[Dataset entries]
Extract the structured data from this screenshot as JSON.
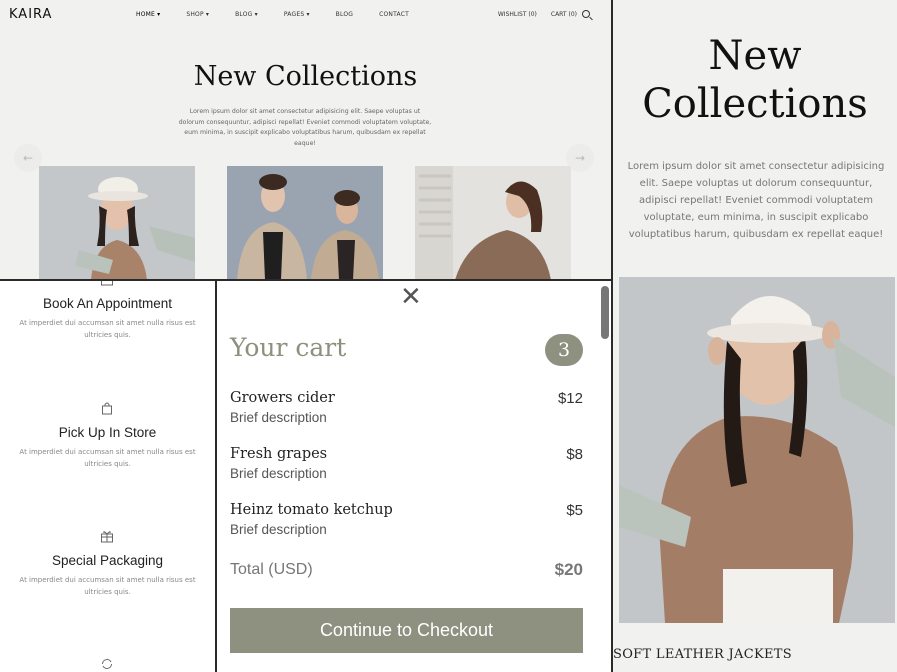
{
  "header": {
    "brand": "KAIRA",
    "menu": [
      "HOME ▾",
      "SHOP ▾",
      "BLOG ▾",
      "PAGES ▾",
      "BLOG",
      "CONTACT"
    ],
    "wishlist": "WISHLIST (0)",
    "cart": "CART (0)"
  },
  "hero": {
    "title": "New Collections",
    "text": "Lorem ipsum dolor sit amet consectetur adipisicing elit. Saepe voluptas ut dolorum consequuntur, adipisci repellat! Eveniet commodi voluptatem voluptate, eum minima, in suscipit explicabo voluptatibus harum, quibusdam ex repellat eaque!",
    "prev": "←",
    "next": "→"
  },
  "services": [
    {
      "title": "Book An Appointment",
      "desc": "At imperdiet dui accumsan sit amet nulla risus est ultricies quis."
    },
    {
      "title": "Pick Up In Store",
      "desc": "At imperdiet dui accumsan sit amet nulla risus est ultricies quis."
    },
    {
      "title": "Special Packaging",
      "desc": "At imperdiet dui accumsan sit amet nulla risus est ultricies quis."
    }
  ],
  "cart": {
    "close": "✕",
    "title": "Your cart",
    "count": "3",
    "items": [
      {
        "name": "Growers cider",
        "desc": "Brief description",
        "price": "$12"
      },
      {
        "name": "Fresh grapes",
        "desc": "Brief description",
        "price": "$8"
      },
      {
        "name": "Heinz tomato ketchup",
        "desc": "Brief description",
        "price": "$5"
      }
    ],
    "total_label": "Total (USD)",
    "total_value": "$20",
    "checkout": "Continue to Checkout"
  },
  "mobile": {
    "title": "New Collections",
    "text": "Lorem ipsum dolor sit amet consectetur adipisicing elit. Saepe voluptas ut dolorum consequuntur, adipisci repellat! Eveniet commodi voluptatem voluptate, eum minima, in suscipit explicabo voluptatibus harum, quibusdam ex repellat eaque!",
    "caption": "SOFT LEATHER JACKETS"
  },
  "colors": {
    "accent": "#8e9180",
    "accent_text": "#8e8f7c",
    "page_bg": "#f1f1f0"
  }
}
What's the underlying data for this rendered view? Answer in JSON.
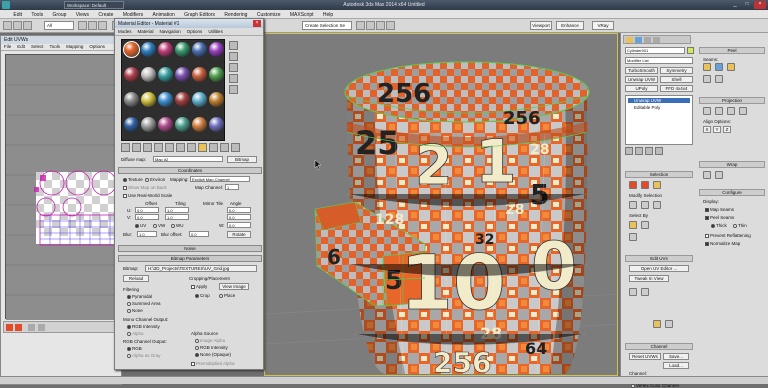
{
  "app": {
    "window_title": "Autodesk 3ds Max  2014 x64     Untitled",
    "workspace": "Workspace: Default"
  },
  "menu": [
    "Edit",
    "Tools",
    "Group",
    "Views",
    "Create",
    "Modifiers",
    "Animation",
    "Graph Editors",
    "Rendering",
    "Customize",
    "MAXScript",
    "Help"
  ],
  "toolbar": {
    "filter": "All",
    "selection_set": "Create Selection Se",
    "view_right": "Viewport",
    "nitrous": "Nitrous",
    "enhance": "Enhance",
    "vray": "VRay"
  },
  "uvw": {
    "title": "Edit UVWs",
    "menu": [
      "File",
      "Edit",
      "Select",
      "Tools",
      "Mapping",
      "Options"
    ]
  },
  "mat": {
    "title": "Material Editor - Material #1",
    "menu": [
      "Modes",
      "Material",
      "Navigation",
      "Options",
      "Utilities"
    ],
    "map_label": "Diffuse map:",
    "map_name": "Map #2",
    "map_type": "Bitmap",
    "coord_title": "Coordinates",
    "texture": "Texture",
    "environ": "Environ",
    "mapping": "Mapping:",
    "mapping_value": "Explicit Map Channel",
    "map_channel": "Map Channel:",
    "map_channel_value": "1",
    "show_map": "Show Map on Back",
    "real_world": "Use Real-World Scale",
    "offset": "Offset",
    "tiling": "Tiling",
    "mirror_tile": "Mirror Tile",
    "angle": "Angle",
    "u": "U:",
    "v": "V:",
    "w": "W:",
    "uv": "UV",
    "vw": "VW",
    "wu": "WU",
    "offset_u": "0.0",
    "offset_v": "0.0",
    "tiling_u": "1.0",
    "tiling_v": "1.0",
    "angle_u": "0.0",
    "angle_v": "0.0",
    "angle_w": "0.0",
    "blur": "Blur:",
    "blur_value": "1.0",
    "blur_offset": "Blur offset:",
    "blur_offset_value": "0.0",
    "rotate": "Rotate",
    "noise": "Noise",
    "bitmap_params": "Bitmap Parameters",
    "bitmap_label": "Bitmap:",
    "bitmap_path": "H:\\3D_Projects\\TEXTURES\\UV_Grid.jpg",
    "reload": "Reload",
    "cropping": "Cropping/Placement",
    "apply": "Apply",
    "view_image": "View Image",
    "crop": "Crop",
    "place": "Place",
    "filtering": "Filtering",
    "pyramidal": "Pyramidal",
    "summed": "Summed Area",
    "none": "None",
    "mono": "Mono Channel Output:",
    "rgb_intensity": "RGB Intensity",
    "alpha": "Alpha",
    "rgb_out": "RGB Channel Output:",
    "rgb": "RGB",
    "alpha_gray": "Alpha as Gray",
    "alpha_source": "Alpha Source",
    "image_alpha": "Image Alpha",
    "rgb_int2": "RGB Intensity",
    "none_opaque": "None (Opaque)",
    "premult": "Premultiplied Alpha"
  },
  "viewport": {
    "label": "[+][Perspective][Realistic]",
    "texture_numbers": [
      "256",
      "256",
      "25",
      "2",
      "1",
      "5",
      "10",
      "128",
      "28",
      "32",
      "28",
      "28",
      "256",
      "64",
      "0",
      "6",
      "5"
    ]
  },
  "right": {
    "object_name": "Cylinder001",
    "modifier_list": "Modifier List",
    "mods": [
      "TurboSmooth",
      "Symmetry",
      "Unwrap UVW",
      "Shell",
      "UPoly",
      "FFD 4x4x4"
    ],
    "stack": [
      "Unwrap UVW",
      "Editable Poly"
    ],
    "peel": "Peel",
    "seams": "Seams:",
    "projection": "Projection",
    "align_options": "Align Options:",
    "wrap": "Wrap",
    "configure": "Configure",
    "display": "Display:",
    "map_seams": "Map Seams",
    "peel_seams": "Peel Seams",
    "thick": "Thick",
    "thin": "Thin",
    "prevent": "Prevent Reflattening",
    "normalize": "Normalize Map",
    "selection": "Selection",
    "modify_sel": "Modify Selection",
    "select_by": "Select By",
    "edit_uvs": "Edit UVs",
    "open_uv": "Open UV Editor ...",
    "tweak": "Tweak In View",
    "channel": "Channel",
    "reset": "Reset UVWs",
    "save": "Save...",
    "load": "Load...",
    "channel2": "Channel:",
    "map_channel": "Map Channel:",
    "map_channel_value": "1",
    "vertex_color": "Vertex Color Channel"
  },
  "colors": {
    "orange": "#e8662a",
    "cream": "#f1ebc9",
    "grey": "#9a9a9a",
    "dark": "#222222",
    "select": "#5ec94a"
  }
}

§ PROBLEM
Copy everything in the records above except the pictures, exactly as written.

§ EXERCISE SOLUTION
Extract the structured data from this screenshot as JSON.
{
  "header": {
    "brand": "KAIRA",
    "menu": [
      "HOME ▾",
      "SHOP ▾",
      "BLOG ▾",
      "PAGES ▾",
      "BLOG",
      "CONTACT"
    ],
    "wishlist": "WISHLIST (0)",
    "cart": "CART (0)"
  },
  "hero": {
    "title": "New Collections",
    "text": "Lorem ipsum dolor sit amet consectetur adipisicing elit. Saepe voluptas ut dolorum consequuntur, adipisci repellat! Eveniet commodi voluptatem voluptate, eum minima, in suscipit explicabo voluptatibus harum, quibusdam ex repellat eaque!",
    "prev": "←",
    "next": "→"
  },
  "services": [
    {
      "title": "Book An Appointment",
      "desc": "At imperdiet dui accumsan sit amet nulla risus est ultricies quis."
    },
    {
      "title": "Pick Up In Store",
      "desc": "At imperdiet dui accumsan sit amet nulla risus est ultricies quis."
    },
    {
      "title": "Special Packaging",
      "desc": "At imperdiet dui accumsan sit amet nulla risus est ultricies quis."
    }
  ],
  "cart": {
    "close": "✕",
    "title": "Your cart",
    "count": "3",
    "items": [
      {
        "name": "Growers cider",
        "desc": "Brief description",
        "price": "$12"
      },
      {
        "name": "Fresh grapes",
        "desc": "Brief description",
        "price": "$8"
      },
      {
        "name": "Heinz tomato ketchup",
        "desc": "Brief description",
        "price": "$5"
      }
    ],
    "total_label": "Total (USD)",
    "total_value": "$20",
    "checkout": "Continue to Checkout"
  },
  "mobile": {
    "title": "New Collections",
    "text": "Lorem ipsum dolor sit amet consectetur adipisicing elit. Saepe voluptas ut dolorum consequuntur, adipisci repellat! Eveniet commodi voluptatem voluptate, eum minima, in suscipit explicabo voluptatibus harum, quibusdam ex repellat eaque!",
    "caption": "SOFT LEATHER JACKETS"
  },
  "colors": {
    "accent": "#8e9180",
    "accent_text": "#8e8f7c",
    "page_bg": "#f1f1f0"
  }
}
What's the underlying data for this rendered view? Answer in JSON.
{
  "app": {
    "window_title": "Autodesk 3ds Max  2014 x64     Untitled",
    "workspace": "Workspace: Default"
  },
  "menu": [
    "Edit",
    "Tools",
    "Group",
    "Views",
    "Create",
    "Modifiers",
    "Animation",
    "Graph Editors",
    "Rendering",
    "Customize",
    "MAXScript",
    "Help"
  ],
  "toolbar": {
    "filter": "All",
    "selection_set": "Create Selection Se",
    "view_right": "Viewport",
    "nitrous": "Nitrous",
    "enhance": "Enhance",
    "vray": "VRay"
  },
  "uvw": {
    "title": "Edit UVWs",
    "menu": [
      "File",
      "Edit",
      "Select",
      "Tools",
      "Mapping",
      "Options"
    ]
  },
  "mat": {
    "title": "Material Editor - Material #1",
    "menu": [
      "Modes",
      "Material",
      "Navigation",
      "Options",
      "Utilities"
    ],
    "map_label": "Diffuse map:",
    "map_name": "Map #2",
    "map_type": "Bitmap",
    "coord_title": "Coordinates",
    "texture": "Texture",
    "environ": "Environ",
    "mapping": "Mapping:",
    "mapping_value": "Explicit Map Channel",
    "map_channel": "Map Channel:",
    "map_channel_value": "1",
    "show_map": "Show Map on Back",
    "real_world": "Use Real-World Scale",
    "offset": "Offset",
    "tiling": "Tiling",
    "mirror_tile": "Mirror Tile",
    "angle": "Angle",
    "u": "U:",
    "v": "V:",
    "w": "W:",
    "uv": "UV",
    "vw": "VW",
    "wu": "WU",
    "offset_u": "0.0",
    "offset_v": "0.0",
    "tiling_u": "1.0",
    "tiling_v": "1.0",
    "angle_u": "0.0",
    "angle_v": "0.0",
    "angle_w": "0.0",
    "blur": "Blur:",
    "blur_value": "1.0",
    "blur_offset": "Blur offset:",
    "blur_offset_value": "0.0",
    "rotate": "Rotate",
    "noise": "Noise",
    "bitmap_params": "Bitmap Parameters",
    "bitmap_label": "Bitmap:",
    "bitmap_path": "H:\\3D_Projects\\TEXTURES\\UV_Grid.jpg",
    "reload": "Reload",
    "cropping": "Cropping/Placement",
    "apply": "Apply",
    "view_image": "View Image",
    "crop": "Crop",
    "place": "Place",
    "filtering": "Filtering",
    "pyramidal": "Pyramidal",
    "summed": "Summed Area",
    "none": "None",
    "mono": "Mono Channel Output:",
    "rgb_intensity": "RGB Intensity",
    "alpha": "Alpha",
    "rgb_out": "RGB Channel Output:",
    "rgb": "RGB",
    "alpha_gray": "Alpha as Gray",
    "alpha_source": "Alpha Source",
    "image_alpha": "Image Alpha",
    "rgb_int2": "RGB Intensity",
    "none_opaque": "None (Opaque)",
    "premult": "Premultiplied Alpha"
  },
  "viewport": {
    "label": "[+][Perspective][Realistic]",
    "texture_numbers": [
      "256",
      "256",
      "25",
      "2",
      "1",
      "5",
      "10",
      "128",
      "28",
      "32",
      "28",
      "28",
      "256",
      "64",
      "0",
      "6",
      "5"
    ]
  },
  "right": {
    "object_name": "Cylinder001",
    "modifier_list": "Modifier List",
    "mods": [
      "TurboSmooth",
      "Symmetry",
      "Unwrap UVW",
      "Shell",
      "UPoly",
      "FFD 4x4x4"
    ],
    "stack": [
      "Unwrap UVW",
      "Editable Poly"
    ],
    "peel": "Peel",
    "seams": "Seams:",
    "projection": "Projection",
    "align_options": "Align Options:",
    "wrap": "Wrap",
    "configure": "Configure",
    "display": "Display:",
    "map_seams": "Map Seams",
    "peel_seams": "Peel Seams",
    "thick": "Thick",
    "thin": "Thin",
    "prevent": "Prevent Reflattening",
    "normalize": "Normalize Map",
    "selection": "Selection",
    "modify_sel": "Modify Selection",
    "select_by": "Select By",
    "edit_uvs": "Edit UVs",
    "open_uv": "Open UV Editor ...",
    "tweak": "Tweak In View",
    "channel": "Channel",
    "reset": "Reset UVWs",
    "save": "Save...",
    "load": "Load...",
    "channel2": "Channel:",
    "map_channel": "Map Channel:",
    "map_channel_value": "1",
    "vertex_color": "Vertex Color Channel"
  },
  "colors": {
    "orange": "#e8662a",
    "cream": "#f1ebc9",
    "grey": "#9a9a9a",
    "dark": "#222222",
    "select": "#5ec94a"
  }
}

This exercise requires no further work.